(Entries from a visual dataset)
--- BEGIN ---

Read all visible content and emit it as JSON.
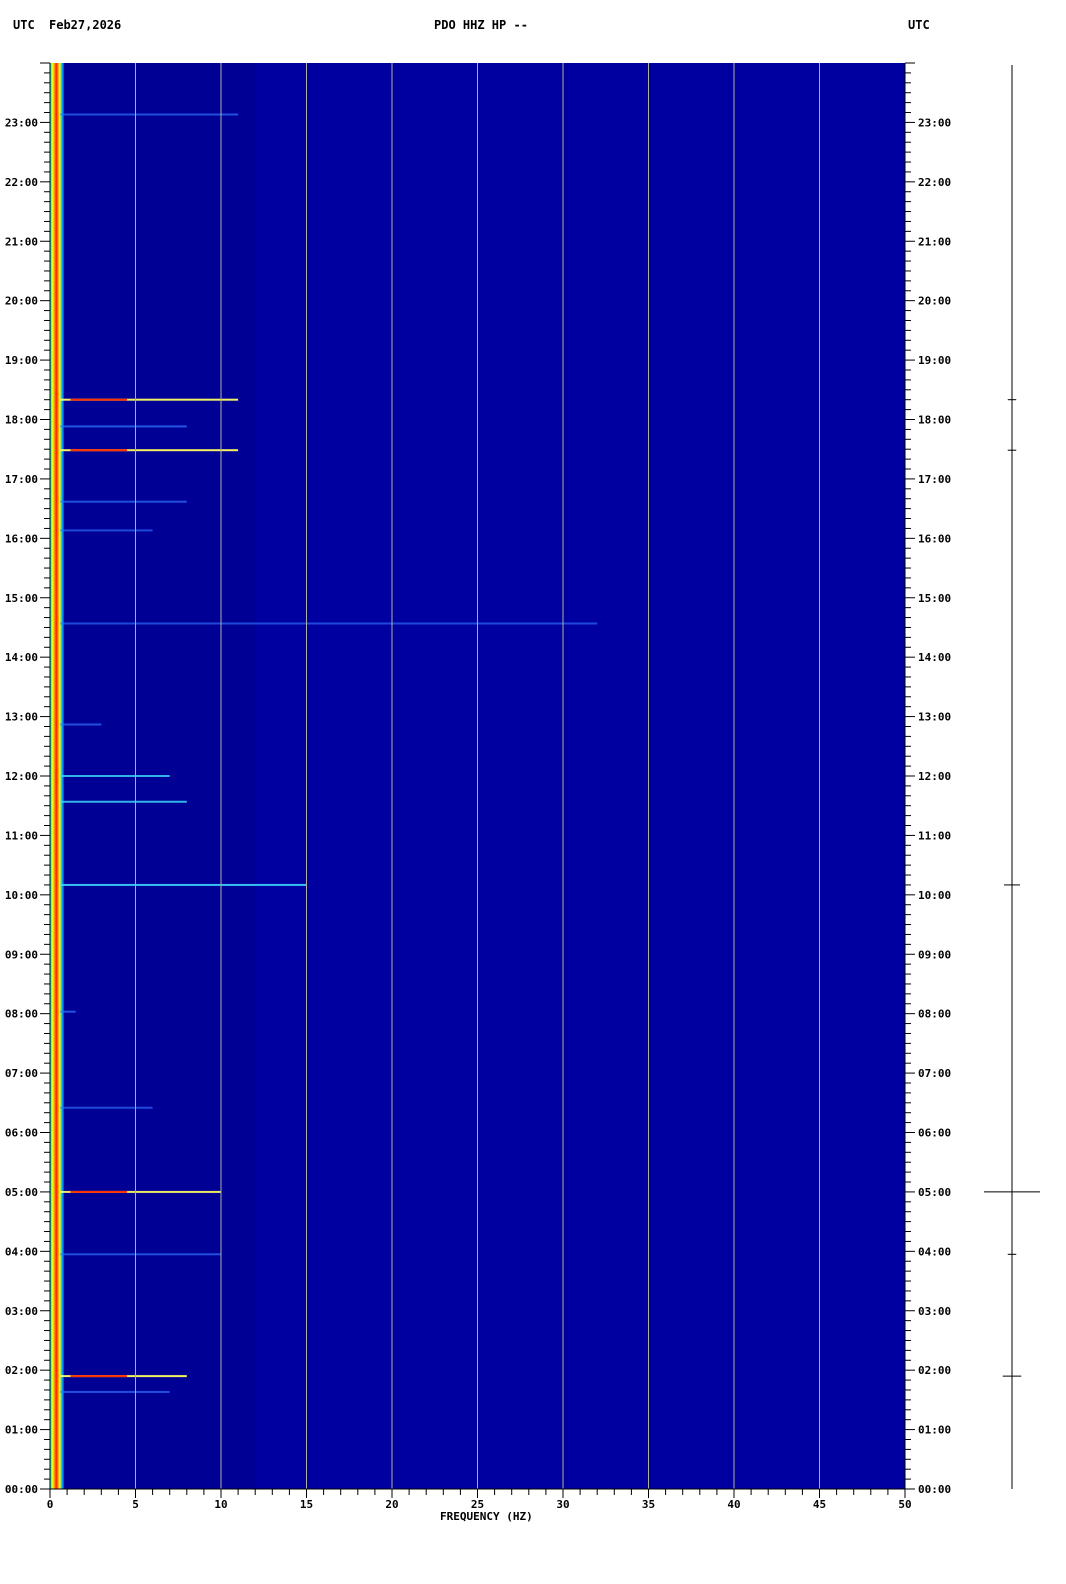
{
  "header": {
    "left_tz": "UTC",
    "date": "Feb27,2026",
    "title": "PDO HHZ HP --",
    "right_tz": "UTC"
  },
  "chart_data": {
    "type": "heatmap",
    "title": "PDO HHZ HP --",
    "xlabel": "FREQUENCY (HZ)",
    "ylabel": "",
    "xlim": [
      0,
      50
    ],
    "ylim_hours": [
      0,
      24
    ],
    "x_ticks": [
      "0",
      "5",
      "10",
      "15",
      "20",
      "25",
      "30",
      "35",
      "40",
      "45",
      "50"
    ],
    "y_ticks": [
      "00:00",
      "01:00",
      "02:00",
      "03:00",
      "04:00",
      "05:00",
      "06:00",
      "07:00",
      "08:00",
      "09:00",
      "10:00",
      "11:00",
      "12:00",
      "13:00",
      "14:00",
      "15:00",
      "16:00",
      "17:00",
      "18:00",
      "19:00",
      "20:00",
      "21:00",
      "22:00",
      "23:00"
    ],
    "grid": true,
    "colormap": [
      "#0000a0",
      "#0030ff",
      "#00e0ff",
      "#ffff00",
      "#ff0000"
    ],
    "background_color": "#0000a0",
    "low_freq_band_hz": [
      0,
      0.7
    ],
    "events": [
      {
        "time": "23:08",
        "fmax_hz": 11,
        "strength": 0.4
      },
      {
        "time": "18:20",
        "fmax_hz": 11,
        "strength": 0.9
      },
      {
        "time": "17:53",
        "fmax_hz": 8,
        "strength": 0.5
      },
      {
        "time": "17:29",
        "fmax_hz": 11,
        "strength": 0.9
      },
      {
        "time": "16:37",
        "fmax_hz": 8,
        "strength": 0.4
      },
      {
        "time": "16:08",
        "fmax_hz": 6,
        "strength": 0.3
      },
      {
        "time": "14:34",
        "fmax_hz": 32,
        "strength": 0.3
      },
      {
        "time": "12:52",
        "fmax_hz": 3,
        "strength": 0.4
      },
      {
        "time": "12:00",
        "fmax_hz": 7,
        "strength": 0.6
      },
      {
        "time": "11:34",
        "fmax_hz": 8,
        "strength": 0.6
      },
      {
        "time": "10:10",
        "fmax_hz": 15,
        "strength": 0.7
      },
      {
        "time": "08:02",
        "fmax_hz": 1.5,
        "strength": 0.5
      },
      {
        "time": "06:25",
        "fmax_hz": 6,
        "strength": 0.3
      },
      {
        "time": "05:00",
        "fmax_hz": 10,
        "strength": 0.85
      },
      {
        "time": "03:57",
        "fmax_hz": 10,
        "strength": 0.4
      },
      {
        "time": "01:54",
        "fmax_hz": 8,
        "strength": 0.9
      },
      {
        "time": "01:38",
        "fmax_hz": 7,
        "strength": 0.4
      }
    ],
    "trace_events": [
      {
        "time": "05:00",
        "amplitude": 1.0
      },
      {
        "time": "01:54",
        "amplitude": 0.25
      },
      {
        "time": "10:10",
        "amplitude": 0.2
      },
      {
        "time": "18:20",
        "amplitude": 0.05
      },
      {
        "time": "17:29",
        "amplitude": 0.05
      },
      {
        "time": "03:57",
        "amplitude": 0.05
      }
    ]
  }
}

--- END ---

Output an exact copy of the material, with the pictures removed.

Read all visible content and emit it as JSON.
{
  "header": {
    "left_tz": "UTC",
    "date": "Feb27,2026",
    "title": "PDO HHZ HP --",
    "right_tz": "UTC"
  },
  "chart_data": {
    "type": "heatmap",
    "title": "PDO HHZ HP --",
    "xlabel": "FREQUENCY (HZ)",
    "ylabel": "",
    "xlim": [
      0,
      50
    ],
    "ylim_hours": [
      0,
      24
    ],
    "x_ticks": [
      "0",
      "5",
      "10",
      "15",
      "20",
      "25",
      "30",
      "35",
      "40",
      "45",
      "50"
    ],
    "y_ticks": [
      "00:00",
      "01:00",
      "02:00",
      "03:00",
      "04:00",
      "05:00",
      "06:00",
      "07:00",
      "08:00",
      "09:00",
      "10:00",
      "11:00",
      "12:00",
      "13:00",
      "14:00",
      "15:00",
      "16:00",
      "17:00",
      "18:00",
      "19:00",
      "20:00",
      "21:00",
      "22:00",
      "23:00"
    ],
    "grid": true,
    "colormap": [
      "#0000a0",
      "#0030ff",
      "#00e0ff",
      "#ffff00",
      "#ff0000"
    ],
    "background_color": "#0000a0",
    "low_freq_band_hz": [
      0,
      0.7
    ],
    "events": [
      {
        "time": "23:08",
        "fmax_hz": 11,
        "strength": 0.4
      },
      {
        "time": "18:20",
        "fmax_hz": 11,
        "strength": 0.9
      },
      {
        "time": "17:53",
        "fmax_hz": 8,
        "strength": 0.5
      },
      {
        "time": "17:29",
        "fmax_hz": 11,
        "strength": 0.9
      },
      {
        "time": "16:37",
        "fmax_hz": 8,
        "strength": 0.4
      },
      {
        "time": "16:08",
        "fmax_hz": 6,
        "strength": 0.3
      },
      {
        "time": "14:34",
        "fmax_hz": 32,
        "strength": 0.3
      },
      {
        "time": "12:52",
        "fmax_hz": 3,
        "strength": 0.4
      },
      {
        "time": "12:00",
        "fmax_hz": 7,
        "strength": 0.6
      },
      {
        "time": "11:34",
        "fmax_hz": 8,
        "strength": 0.6
      },
      {
        "time": "10:10",
        "fmax_hz": 15,
        "strength": 0.7
      },
      {
        "time": "08:02",
        "fmax_hz": 1.5,
        "strength": 0.5
      },
      {
        "time": "06:25",
        "fmax_hz": 6,
        "strength": 0.3
      },
      {
        "time": "05:00",
        "fmax_hz": 10,
        "strength": 0.85
      },
      {
        "time": "03:57",
        "fmax_hz": 10,
        "strength": 0.4
      },
      {
        "time": "01:54",
        "fmax_hz": 8,
        "strength": 0.9
      },
      {
        "time": "01:38",
        "fmax_hz": 7,
        "strength": 0.4
      }
    ],
    "trace_events": [
      {
        "time": "05:00",
        "amplitude": 1.0
      },
      {
        "time": "01:54",
        "amplitude": 0.25
      },
      {
        "time": "10:10",
        "amplitude": 0.2
      },
      {
        "time": "18:20",
        "amplitude": 0.05
      },
      {
        "time": "17:29",
        "amplitude": 0.05
      },
      {
        "time": "03:57",
        "amplitude": 0.05
      }
    ]
  }
}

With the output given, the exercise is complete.